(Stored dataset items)
►

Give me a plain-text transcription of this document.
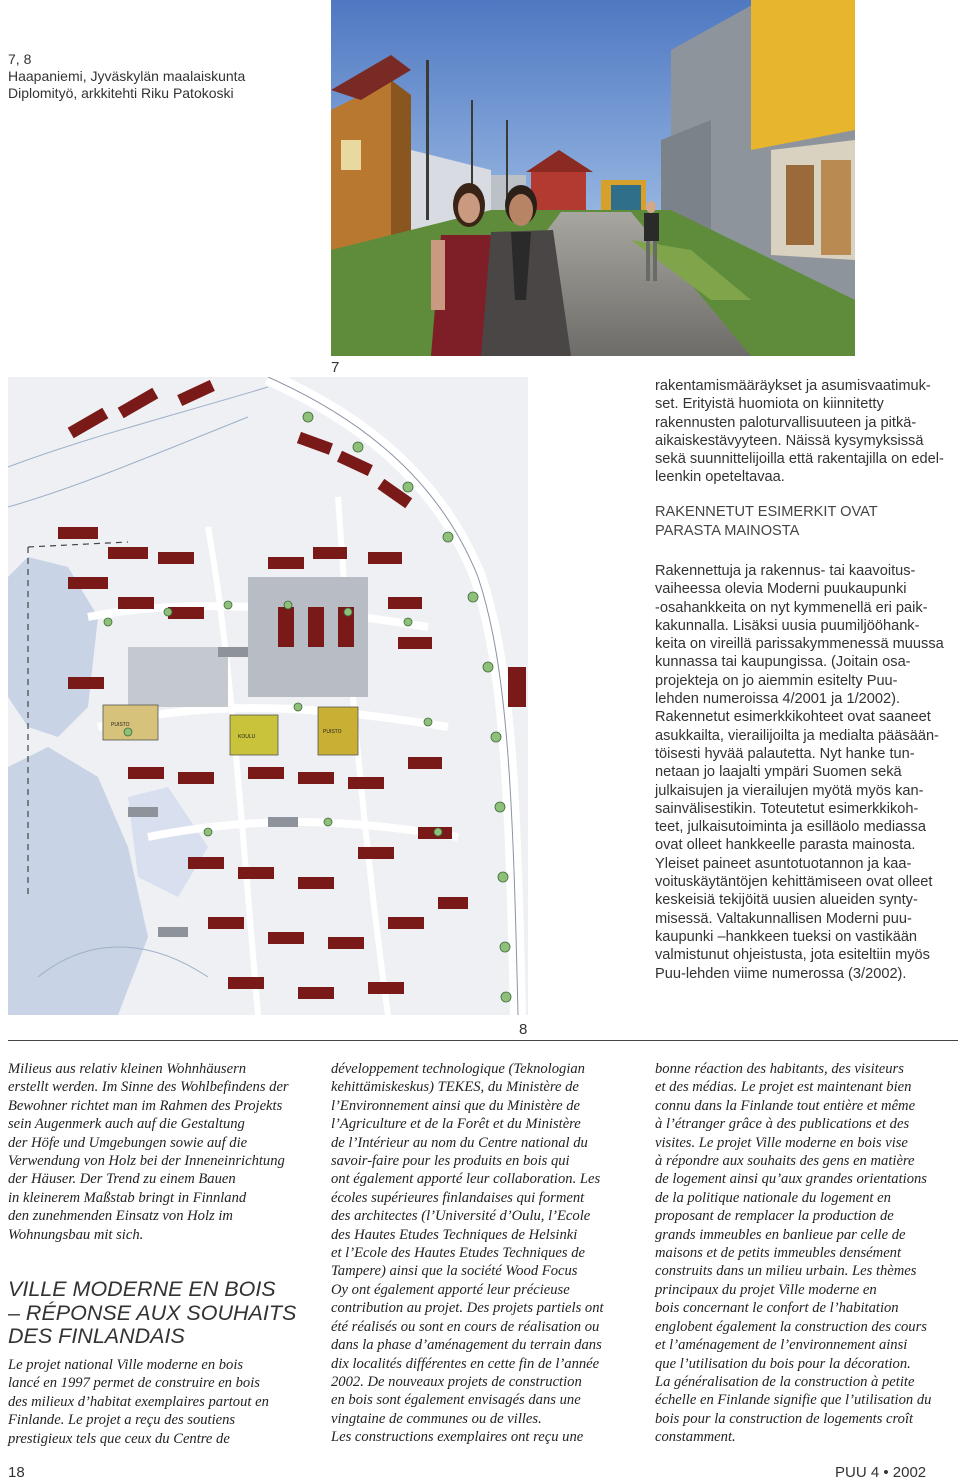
7, 8
Haapaniemi, Jyväskylän maalaiskunta
Diplomityö, arkkitehti Riku Patokoski
7
PUISTO
KOULU
PUISTO
8
rakentamismääräykset ja asumisvaatimuk-
set. Erityistä huomiota on kiinnitetty
rakennusten paloturvallisuuteen ja pitkä-
aikaiskestävyyteen. Näissä kysymyksissä
sekä suunnittelijoilla että rakentajilla on edel-
leenkin opeteltavaa.
RAKENNETUT ESIMERKIT OVAT
PARASTA MAINOSTA
Rakennettuja ja rakennus- tai kaavoitus-
vaiheessa olevia Moderni puukaupunki
-osahankkeita on nyt kymmenellä eri paik-
kakunnalla. Lisäksi uusia puumiljööhank-
keita on vireillä parissakymmenessä muussa
kunnassa tai kaupungissa. (Joitain osa-
projekteja on jo aiemmin esitelty Puu-
lehden numeroissa 4/2001 ja 1/2002).
Rakennetut esimerkkikohteet ovat saaneet
asukkailta, vierailijoilta ja medialta pääsään-
töisesti hyvää palautetta. Nyt hanke tun-
netaan jo laajalti ympäri Suomen sekä
julkaisujen ja vierailujen myötä myös kan-
sainvälisestikin. Toteutetut esimerkkikoh-
teet, julkaisutoiminta ja esilläolo mediassa
ovat olleet hankkeelle parasta mainosta.
Yleiset paineet asuntotuotannon ja kaa-
voituskäytäntöjen kehittämiseen ovat olleet
keskeisiä tekijöitä uusien alueiden synty-
misessä. Valtakunnallisen Moderni puu-
kaupunki –hankkeen tueksi on vastikään
valmistunut ohjeistusta, jota esiteltiin myös
Puu-lehden viime numerossa (3/2002).
Milieus aus relativ kleinen Wohnhäusern
erstellt werden. Im Sinne des Wohlbefindens der
Bewohner richtet man im Rahmen des Projekts
sein Augenmerk auch auf die Gestaltung
der Höfe und Umgebungen sowie auf die
Verwendung von Holz bei der Inneneinrichtung
der Häuser. Der Trend zu einem Bauen
in kleinerem Maßstab bringt in Finnland
den zunehmenden Einsatz von Holz im
Wohnungsbau mit sich.
VILLE MODERNE EN BOIS
– RÉPONSE AUX SOUHAITS
DES FINLANDAIS
Le projet national Ville moderne en bois
lancé en 1997 permet de construire en bois
des milieux d’habitat exemplaires partout en
Finlande. Le projet a reçu des soutiens
prestigieux tels que ceux du Centre de
développement technologique (Teknologian
kehittämiskeskus) TEKES, du Ministère de
l’Environnement ainsi que du Ministère de
l’Agriculture et de la Forêt et du Ministère
de l’Intérieur au nom du Centre national du
savoir-faire pour les produits en bois qui
ont également apporté leur collaboration. Les
écoles supérieures finlandaises qui forment
des architectes (l’Université d’Oulu, l’Ecole
des Hautes Etudes Techniques de Helsinki
et l’Ecole des Hautes Etudes Techniques de
Tampere) ainsi que la société Wood Focus
Oy ont également apporté leur précieuse
contribution au projet. Des projets partiels ont
été réalisés ou sont en cours de réalisation ou
dans la phase d’aménagement du terrain dans
dix localités différentes en cette fin de l’année
2002. De nouveaux projets de construction
en bois sont également envisagés dans une
vingtaine de communes ou de villes.
Les constructions exemplaires ont reçu une
bonne réaction des habitants, des visiteurs
et des médias. Le projet est maintenant bien
connu dans la Finlande tout entière et même
à l’étranger grâce à des publications et des
visites. Le projet Ville moderne en bois vise
à répondre aux souhaits des gens en matière
de logement ainsi qu’aux grandes orientations
de la politique nationale du logement en
proposant de remplacer la production de
grands immeubles en banlieue par celle de
maisons et de petits immeubles densément
construits dans un milieu urbain. Les thèmes
principaux du projet Ville moderne en
bois concernant le confort de l’habitation
englobent également la construction des cours
et l’aménagement de l’environnement ainsi
que l’utilisation du bois pour la décoration.
La généralisation de la construction à petite
échelle en Finlande signifie que l’utilisation du
bois pour la construction de logements croît
constamment.
18	PUU 4 • 2002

◄

#### Your task:
Collect each line of the entries that has the word "olleet", copying it in full.

#### Response to the exercise:
ovat olleet hankkeelle parasta mainosta.
voituskäytäntöjen kehittämiseen ovat olleet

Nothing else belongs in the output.